(Extracted information):
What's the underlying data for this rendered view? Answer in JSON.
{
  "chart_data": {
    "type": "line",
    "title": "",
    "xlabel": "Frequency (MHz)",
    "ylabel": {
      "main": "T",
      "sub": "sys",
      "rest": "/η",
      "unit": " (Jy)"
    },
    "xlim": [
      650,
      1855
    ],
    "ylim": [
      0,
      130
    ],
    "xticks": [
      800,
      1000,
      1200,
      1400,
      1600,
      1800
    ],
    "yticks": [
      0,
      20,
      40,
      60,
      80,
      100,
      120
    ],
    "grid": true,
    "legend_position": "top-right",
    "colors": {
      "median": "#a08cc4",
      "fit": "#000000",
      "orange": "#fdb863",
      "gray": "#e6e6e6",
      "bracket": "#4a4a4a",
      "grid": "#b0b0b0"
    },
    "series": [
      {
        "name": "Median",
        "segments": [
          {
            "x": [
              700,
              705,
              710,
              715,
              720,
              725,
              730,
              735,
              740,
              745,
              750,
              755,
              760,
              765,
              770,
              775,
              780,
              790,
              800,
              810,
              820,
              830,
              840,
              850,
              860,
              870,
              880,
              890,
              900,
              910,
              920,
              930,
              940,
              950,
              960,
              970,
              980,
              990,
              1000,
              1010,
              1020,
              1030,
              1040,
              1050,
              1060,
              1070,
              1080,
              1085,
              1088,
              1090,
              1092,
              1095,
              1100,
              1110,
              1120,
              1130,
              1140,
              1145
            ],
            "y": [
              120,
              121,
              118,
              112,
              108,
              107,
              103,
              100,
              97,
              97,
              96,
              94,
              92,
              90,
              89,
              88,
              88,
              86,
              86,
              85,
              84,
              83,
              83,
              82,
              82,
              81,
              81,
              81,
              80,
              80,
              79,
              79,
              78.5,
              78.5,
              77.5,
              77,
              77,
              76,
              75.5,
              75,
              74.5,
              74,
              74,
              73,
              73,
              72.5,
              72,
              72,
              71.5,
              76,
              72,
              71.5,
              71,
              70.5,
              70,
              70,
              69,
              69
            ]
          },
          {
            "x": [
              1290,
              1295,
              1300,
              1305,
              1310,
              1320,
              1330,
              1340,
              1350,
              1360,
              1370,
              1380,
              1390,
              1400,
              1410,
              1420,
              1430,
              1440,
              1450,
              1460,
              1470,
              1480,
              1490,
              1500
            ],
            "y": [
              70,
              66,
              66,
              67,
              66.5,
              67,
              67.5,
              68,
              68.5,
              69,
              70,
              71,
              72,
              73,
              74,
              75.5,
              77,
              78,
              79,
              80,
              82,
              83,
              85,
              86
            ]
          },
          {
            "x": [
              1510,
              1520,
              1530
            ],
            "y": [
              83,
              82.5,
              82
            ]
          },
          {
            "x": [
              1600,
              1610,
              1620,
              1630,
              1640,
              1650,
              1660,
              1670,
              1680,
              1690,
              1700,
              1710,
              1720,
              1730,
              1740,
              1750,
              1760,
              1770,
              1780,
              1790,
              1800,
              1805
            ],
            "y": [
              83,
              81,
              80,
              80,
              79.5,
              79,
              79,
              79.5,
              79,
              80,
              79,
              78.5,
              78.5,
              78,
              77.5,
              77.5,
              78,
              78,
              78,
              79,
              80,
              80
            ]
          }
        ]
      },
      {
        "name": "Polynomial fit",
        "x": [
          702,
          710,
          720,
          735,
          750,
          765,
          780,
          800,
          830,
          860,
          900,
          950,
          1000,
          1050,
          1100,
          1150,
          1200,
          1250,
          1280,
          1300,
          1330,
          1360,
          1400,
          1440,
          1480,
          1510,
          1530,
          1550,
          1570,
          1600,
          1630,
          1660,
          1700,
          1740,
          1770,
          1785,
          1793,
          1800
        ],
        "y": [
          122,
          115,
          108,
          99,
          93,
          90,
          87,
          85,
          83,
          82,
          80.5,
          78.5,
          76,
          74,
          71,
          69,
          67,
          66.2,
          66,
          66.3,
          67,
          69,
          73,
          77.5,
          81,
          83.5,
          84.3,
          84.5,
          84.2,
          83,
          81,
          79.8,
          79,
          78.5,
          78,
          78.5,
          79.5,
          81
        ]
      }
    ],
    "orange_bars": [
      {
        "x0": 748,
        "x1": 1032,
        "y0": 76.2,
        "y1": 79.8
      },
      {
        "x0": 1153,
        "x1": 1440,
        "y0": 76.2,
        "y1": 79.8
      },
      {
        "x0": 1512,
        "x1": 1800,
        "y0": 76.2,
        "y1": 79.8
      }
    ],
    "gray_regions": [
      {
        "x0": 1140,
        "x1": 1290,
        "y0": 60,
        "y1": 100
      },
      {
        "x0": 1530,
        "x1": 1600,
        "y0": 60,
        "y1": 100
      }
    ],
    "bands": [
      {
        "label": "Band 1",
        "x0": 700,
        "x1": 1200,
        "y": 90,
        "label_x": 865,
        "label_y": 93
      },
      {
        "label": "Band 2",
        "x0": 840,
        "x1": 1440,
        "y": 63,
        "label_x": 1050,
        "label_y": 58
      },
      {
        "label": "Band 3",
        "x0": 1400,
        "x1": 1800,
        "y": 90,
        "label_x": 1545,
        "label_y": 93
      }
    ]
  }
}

(Problem to work on): Reproduce the records above exactly.

(Output):
What's the underlying data for this rendered view? Answer in JSON.
{
  "chart_data": {
    "type": "line",
    "title": "",
    "xlabel": "Frequency (MHz)",
    "ylabel": {
      "main": "T",
      "sub": "sys",
      "rest": "/η",
      "unit": " (Jy)"
    },
    "xlim": [
      650,
      1855
    ],
    "ylim": [
      0,
      130
    ],
    "xticks": [
      800,
      1000,
      1200,
      1400,
      1600,
      1800
    ],
    "yticks": [
      0,
      20,
      40,
      60,
      80,
      100,
      120
    ],
    "grid": true,
    "legend_position": "top-right",
    "colors": {
      "median": "#a08cc4",
      "fit": "#000000",
      "orange": "#fdb863",
      "gray": "#e6e6e6",
      "bracket": "#4a4a4a",
      "grid": "#b0b0b0"
    },
    "series": [
      {
        "name": "Median",
        "segments": [
          {
            "x": [
              700,
              705,
              710,
              715,
              720,
              725,
              730,
              735,
              740,
              745,
              750,
              755,
              760,
              765,
              770,
              775,
              780,
              790,
              800,
              810,
              820,
              830,
              840,
              850,
              860,
              870,
              880,
              890,
              900,
              910,
              920,
              930,
              940,
              950,
              960,
              970,
              980,
              990,
              1000,
              1010,
              1020,
              1030,
              1040,
              1050,
              1060,
              1070,
              1080,
              1085,
              1088,
              1090,
              1092,
              1095,
              1100,
              1110,
              1120,
              1130,
              1140,
              1145
            ],
            "y": [
              120,
              121,
              118,
              112,
              108,
              107,
              103,
              100,
              97,
              97,
              96,
              94,
              92,
              90,
              89,
              88,
              88,
              86,
              86,
              85,
              84,
              83,
              83,
              82,
              82,
              81,
              81,
              81,
              80,
              80,
              79,
              79,
              78.5,
              78.5,
              77.5,
              77,
              77,
              76,
              75.5,
              75,
              74.5,
              74,
              74,
              73,
              73,
              72.5,
              72,
              72,
              71.5,
              76,
              72,
              71.5,
              71,
              70.5,
              70,
              70,
              69,
              69
            ]
          },
          {
            "x": [
              1290,
              1295,
              1300,
              1305,
              1310,
              1320,
              1330,
              1340,
              1350,
              1360,
              1370,
              1380,
              1390,
              1400,
              1410,
              1420,
              1430,
              1440,
              1450,
              1460,
              1470,
              1480,
              1490,
              1500
            ],
            "y": [
              70,
              66,
              66,
              67,
              66.5,
              67,
              67.5,
              68,
              68.5,
              69,
              70,
              71,
              72,
              73,
              74,
              75.5,
              77,
              78,
              79,
              80,
              82,
              83,
              85,
              86
            ]
          },
          {
            "x": [
              1510,
              1520,
              1530
            ],
            "y": [
              83,
              82.5,
              82
            ]
          },
          {
            "x": [
              1600,
              1610,
              1620,
              1630,
              1640,
              1650,
              1660,
              1670,
              1680,
              1690,
              1700,
              1710,
              1720,
              1730,
              1740,
              1750,
              1760,
              1770,
              1780,
              1790,
              1800,
              1805
            ],
            "y": [
              83,
              81,
              80,
              80,
              79.5,
              79,
              79,
              79.5,
              79,
              80,
              79,
              78.5,
              78.5,
              78,
              77.5,
              77.5,
              78,
              78,
              78,
              79,
              80,
              80
            ]
          }
        ]
      },
      {
        "name": "Polynomial fit",
        "x": [
          702,
          710,
          720,
          735,
          750,
          765,
          780,
          800,
          830,
          860,
          900,
          950,
          1000,
          1050,
          1100,
          1150,
          1200,
          1250,
          1280,
          1300,
          1330,
          1360,
          1400,
          1440,
          1480,
          1510,
          1530,
          1550,
          1570,
          1600,
          1630,
          1660,
          1700,
          1740,
          1770,
          1785,
          1793,
          1800
        ],
        "y": [
          122,
          115,
          108,
          99,
          93,
          90,
          87,
          85,
          83,
          82,
          80.5,
          78.5,
          76,
          74,
          71,
          69,
          67,
          66.2,
          66,
          66.3,
          67,
          69,
          73,
          77.5,
          81,
          83.5,
          84.3,
          84.5,
          84.2,
          83,
          81,
          79.8,
          79,
          78.5,
          78,
          78.5,
          79.5,
          81
        ]
      }
    ],
    "orange_bars": [
      {
        "x0": 748,
        "x1": 1032,
        "y0": 76.2,
        "y1": 79.8
      },
      {
        "x0": 1153,
        "x1": 1440,
        "y0": 76.2,
        "y1": 79.8
      },
      {
        "x0": 1512,
        "x1": 1800,
        "y0": 76.2,
        "y1": 79.8
      }
    ],
    "gray_regions": [
      {
        "x0": 1140,
        "x1": 1290,
        "y0": 60,
        "y1": 100
      },
      {
        "x0": 1530,
        "x1": 1600,
        "y0": 60,
        "y1": 100
      }
    ],
    "bands": [
      {
        "label": "Band 1",
        "x0": 700,
        "x1": 1200,
        "y": 90,
        "label_x": 865,
        "label_y": 93
      },
      {
        "label": "Band 2",
        "x0": 840,
        "x1": 1440,
        "y": 63,
        "label_x": 1050,
        "label_y": 58
      },
      {
        "label": "Band 3",
        "x0": 1400,
        "x1": 1800,
        "y": 90,
        "label_x": 1545,
        "label_y": 93
      }
    ]
  }
}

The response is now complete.